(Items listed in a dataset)
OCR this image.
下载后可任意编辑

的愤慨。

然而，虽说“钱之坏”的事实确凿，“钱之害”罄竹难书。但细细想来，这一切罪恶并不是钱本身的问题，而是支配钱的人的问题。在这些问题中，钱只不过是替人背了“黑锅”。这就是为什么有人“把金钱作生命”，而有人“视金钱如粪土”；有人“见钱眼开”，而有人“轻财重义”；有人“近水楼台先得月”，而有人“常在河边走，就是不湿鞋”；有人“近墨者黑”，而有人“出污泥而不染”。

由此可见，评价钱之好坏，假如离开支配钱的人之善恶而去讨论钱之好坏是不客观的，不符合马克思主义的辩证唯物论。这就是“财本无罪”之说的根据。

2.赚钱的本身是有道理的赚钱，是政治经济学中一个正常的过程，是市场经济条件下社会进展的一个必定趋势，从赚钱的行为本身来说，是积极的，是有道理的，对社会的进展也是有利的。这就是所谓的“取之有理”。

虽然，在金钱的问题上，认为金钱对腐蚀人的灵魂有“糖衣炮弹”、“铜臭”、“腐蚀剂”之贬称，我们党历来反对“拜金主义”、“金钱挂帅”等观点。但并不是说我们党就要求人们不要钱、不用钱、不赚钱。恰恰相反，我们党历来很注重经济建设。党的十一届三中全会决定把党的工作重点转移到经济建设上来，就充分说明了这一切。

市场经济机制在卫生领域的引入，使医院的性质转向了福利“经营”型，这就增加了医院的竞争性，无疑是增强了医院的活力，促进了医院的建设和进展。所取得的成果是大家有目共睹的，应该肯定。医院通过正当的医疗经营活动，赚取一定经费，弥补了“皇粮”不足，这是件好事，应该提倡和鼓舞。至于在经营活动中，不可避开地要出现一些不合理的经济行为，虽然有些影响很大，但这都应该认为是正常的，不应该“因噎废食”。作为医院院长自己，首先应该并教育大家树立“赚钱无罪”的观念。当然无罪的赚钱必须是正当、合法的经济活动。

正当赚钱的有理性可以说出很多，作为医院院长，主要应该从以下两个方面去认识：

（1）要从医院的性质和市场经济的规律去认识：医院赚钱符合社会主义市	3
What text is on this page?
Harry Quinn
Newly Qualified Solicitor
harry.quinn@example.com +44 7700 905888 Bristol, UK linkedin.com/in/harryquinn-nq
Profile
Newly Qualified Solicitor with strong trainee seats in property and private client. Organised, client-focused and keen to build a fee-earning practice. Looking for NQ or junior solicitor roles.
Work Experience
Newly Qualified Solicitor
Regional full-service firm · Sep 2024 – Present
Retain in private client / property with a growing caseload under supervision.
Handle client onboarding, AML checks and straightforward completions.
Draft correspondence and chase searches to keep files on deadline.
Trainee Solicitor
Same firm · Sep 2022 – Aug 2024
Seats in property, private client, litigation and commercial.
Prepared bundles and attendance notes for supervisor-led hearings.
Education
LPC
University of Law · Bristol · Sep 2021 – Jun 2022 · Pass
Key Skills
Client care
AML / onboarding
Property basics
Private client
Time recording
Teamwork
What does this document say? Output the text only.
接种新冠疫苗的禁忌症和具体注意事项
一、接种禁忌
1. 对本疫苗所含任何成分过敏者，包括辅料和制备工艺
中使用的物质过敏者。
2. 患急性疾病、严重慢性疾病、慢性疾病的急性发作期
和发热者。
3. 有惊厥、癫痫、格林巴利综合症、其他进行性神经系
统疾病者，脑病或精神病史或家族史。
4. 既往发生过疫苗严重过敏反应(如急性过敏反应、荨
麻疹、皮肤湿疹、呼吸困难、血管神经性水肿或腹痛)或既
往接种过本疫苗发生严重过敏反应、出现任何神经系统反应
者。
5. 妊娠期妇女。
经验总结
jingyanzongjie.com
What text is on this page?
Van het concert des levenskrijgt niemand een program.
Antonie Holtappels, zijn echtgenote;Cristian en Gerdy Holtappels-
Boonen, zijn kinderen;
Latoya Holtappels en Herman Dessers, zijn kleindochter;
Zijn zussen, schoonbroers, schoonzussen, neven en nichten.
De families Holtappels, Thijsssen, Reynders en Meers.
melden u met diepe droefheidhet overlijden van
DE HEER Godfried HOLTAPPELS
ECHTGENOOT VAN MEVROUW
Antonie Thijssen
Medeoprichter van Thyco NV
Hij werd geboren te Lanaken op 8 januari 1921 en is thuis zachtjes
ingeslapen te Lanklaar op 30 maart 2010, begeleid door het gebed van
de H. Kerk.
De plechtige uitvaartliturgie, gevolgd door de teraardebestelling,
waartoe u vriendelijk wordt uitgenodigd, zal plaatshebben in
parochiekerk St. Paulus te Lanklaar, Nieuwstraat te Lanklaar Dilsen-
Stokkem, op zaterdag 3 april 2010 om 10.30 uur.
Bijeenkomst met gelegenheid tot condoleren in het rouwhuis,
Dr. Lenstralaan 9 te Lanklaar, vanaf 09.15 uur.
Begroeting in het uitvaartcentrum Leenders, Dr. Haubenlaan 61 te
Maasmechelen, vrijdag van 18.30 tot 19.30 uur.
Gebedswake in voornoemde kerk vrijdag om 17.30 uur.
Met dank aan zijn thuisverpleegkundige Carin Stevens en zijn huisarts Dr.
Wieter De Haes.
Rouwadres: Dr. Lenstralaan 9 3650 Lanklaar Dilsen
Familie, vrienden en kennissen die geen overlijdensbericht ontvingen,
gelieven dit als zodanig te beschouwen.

**WHAT THIS TASK INVOLVES:** Which lines in the data above contain "Lenstralaan"? Show each one.

**RESULT OF THE TASK:**
Dr. Lenstralaan 9 te Lanklaar, vanaf 09.15 uur.
Rouwadres: Dr. Lenstralaan 9 3650 Lanklaar Dilsen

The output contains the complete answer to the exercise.